■ AIM ■
Copy each line of the material below that includes the string "реализации".

■ LISTED ENTRIES ■
## Start

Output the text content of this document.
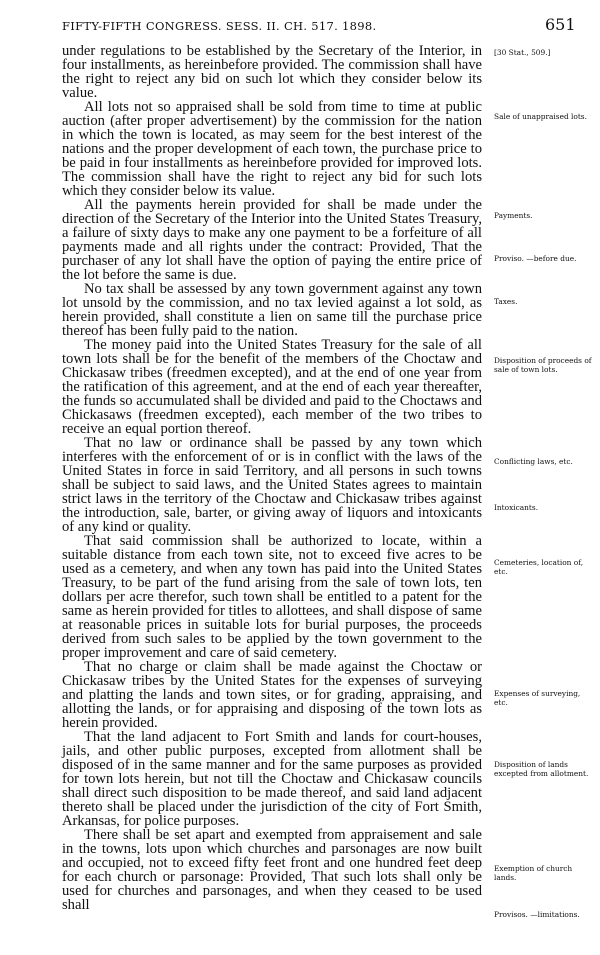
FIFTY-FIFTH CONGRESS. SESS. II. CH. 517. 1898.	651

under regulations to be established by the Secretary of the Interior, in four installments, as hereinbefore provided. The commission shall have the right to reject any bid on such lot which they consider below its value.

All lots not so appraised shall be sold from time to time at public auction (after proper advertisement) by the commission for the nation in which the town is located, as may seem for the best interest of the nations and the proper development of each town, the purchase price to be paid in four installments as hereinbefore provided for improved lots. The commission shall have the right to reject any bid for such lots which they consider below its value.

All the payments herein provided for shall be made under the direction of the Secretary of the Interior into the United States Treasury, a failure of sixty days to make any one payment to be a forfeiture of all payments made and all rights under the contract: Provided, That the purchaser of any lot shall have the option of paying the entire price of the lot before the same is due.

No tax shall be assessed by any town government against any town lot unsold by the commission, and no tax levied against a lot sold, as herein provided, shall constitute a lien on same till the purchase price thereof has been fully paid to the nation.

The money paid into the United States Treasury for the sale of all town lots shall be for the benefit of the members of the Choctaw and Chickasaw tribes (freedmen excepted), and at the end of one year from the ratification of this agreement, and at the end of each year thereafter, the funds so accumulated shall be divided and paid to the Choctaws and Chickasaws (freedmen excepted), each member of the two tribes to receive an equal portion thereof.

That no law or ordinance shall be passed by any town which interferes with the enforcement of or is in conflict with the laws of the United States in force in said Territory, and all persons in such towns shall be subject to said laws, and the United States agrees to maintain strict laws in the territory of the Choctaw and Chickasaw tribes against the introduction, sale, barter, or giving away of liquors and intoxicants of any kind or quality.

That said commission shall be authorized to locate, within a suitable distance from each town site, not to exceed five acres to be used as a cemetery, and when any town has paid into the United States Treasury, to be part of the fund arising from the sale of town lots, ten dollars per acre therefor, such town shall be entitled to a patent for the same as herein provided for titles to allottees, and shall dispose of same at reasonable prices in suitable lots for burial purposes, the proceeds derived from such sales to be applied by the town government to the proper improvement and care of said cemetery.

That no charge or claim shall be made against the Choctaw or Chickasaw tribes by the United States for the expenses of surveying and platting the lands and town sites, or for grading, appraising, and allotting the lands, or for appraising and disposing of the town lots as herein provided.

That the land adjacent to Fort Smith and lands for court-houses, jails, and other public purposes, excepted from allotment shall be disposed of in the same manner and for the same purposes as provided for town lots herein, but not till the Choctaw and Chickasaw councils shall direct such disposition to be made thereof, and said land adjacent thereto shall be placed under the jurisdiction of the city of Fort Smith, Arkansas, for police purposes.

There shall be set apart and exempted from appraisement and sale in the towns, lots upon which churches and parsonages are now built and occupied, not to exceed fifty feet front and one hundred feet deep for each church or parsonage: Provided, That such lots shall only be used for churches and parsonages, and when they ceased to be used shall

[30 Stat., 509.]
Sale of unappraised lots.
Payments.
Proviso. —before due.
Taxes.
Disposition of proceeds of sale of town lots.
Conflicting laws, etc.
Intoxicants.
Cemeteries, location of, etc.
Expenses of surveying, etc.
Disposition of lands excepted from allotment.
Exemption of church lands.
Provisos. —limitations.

## End
## Start

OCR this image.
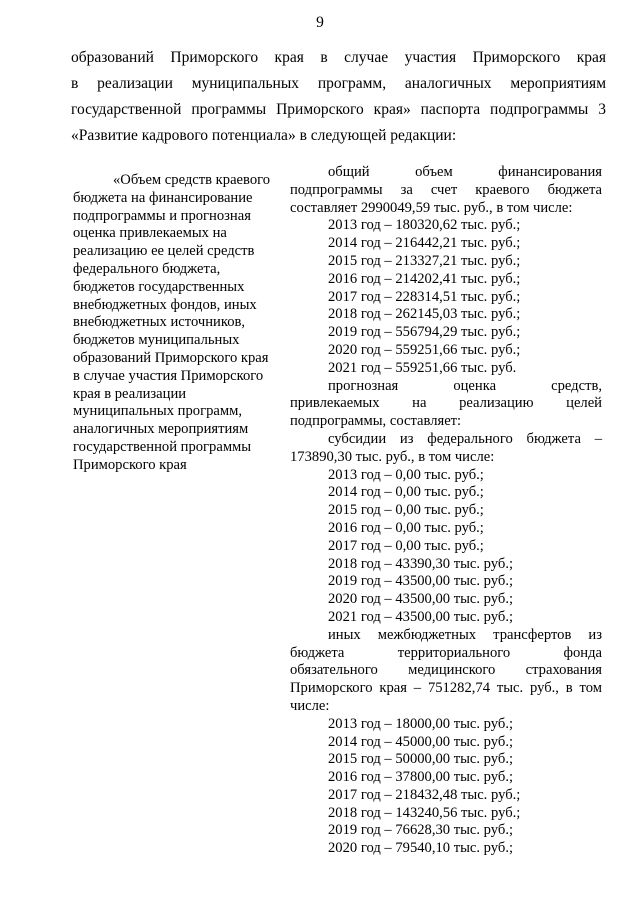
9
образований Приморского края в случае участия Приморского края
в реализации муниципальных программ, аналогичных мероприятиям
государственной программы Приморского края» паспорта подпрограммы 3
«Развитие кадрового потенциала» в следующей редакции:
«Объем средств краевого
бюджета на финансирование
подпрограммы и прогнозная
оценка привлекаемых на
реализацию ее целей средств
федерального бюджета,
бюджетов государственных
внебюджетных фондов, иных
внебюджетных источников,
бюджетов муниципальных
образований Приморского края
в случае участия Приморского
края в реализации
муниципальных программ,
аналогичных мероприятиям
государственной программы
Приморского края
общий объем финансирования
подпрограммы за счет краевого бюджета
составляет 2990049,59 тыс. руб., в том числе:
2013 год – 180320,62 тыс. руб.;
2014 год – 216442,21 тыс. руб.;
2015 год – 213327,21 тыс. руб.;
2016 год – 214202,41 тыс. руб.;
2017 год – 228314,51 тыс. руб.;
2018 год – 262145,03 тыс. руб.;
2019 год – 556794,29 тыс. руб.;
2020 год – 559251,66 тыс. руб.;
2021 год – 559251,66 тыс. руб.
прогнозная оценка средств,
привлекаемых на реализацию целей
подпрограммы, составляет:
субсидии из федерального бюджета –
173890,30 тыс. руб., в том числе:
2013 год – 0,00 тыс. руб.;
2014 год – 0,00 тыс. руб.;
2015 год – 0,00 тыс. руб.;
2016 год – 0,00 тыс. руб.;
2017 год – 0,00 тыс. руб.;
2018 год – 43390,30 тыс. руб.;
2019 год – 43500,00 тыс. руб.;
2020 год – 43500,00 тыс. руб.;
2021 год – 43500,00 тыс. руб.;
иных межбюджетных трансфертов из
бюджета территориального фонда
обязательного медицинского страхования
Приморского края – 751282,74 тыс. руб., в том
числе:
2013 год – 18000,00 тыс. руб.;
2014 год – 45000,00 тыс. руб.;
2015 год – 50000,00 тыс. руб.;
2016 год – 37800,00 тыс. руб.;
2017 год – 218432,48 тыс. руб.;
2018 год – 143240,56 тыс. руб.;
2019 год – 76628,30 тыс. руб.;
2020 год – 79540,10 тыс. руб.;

## End

■ THE OUTPUT ■
в реализации муниципальных программ, аналогичных мероприятиям
края в реализации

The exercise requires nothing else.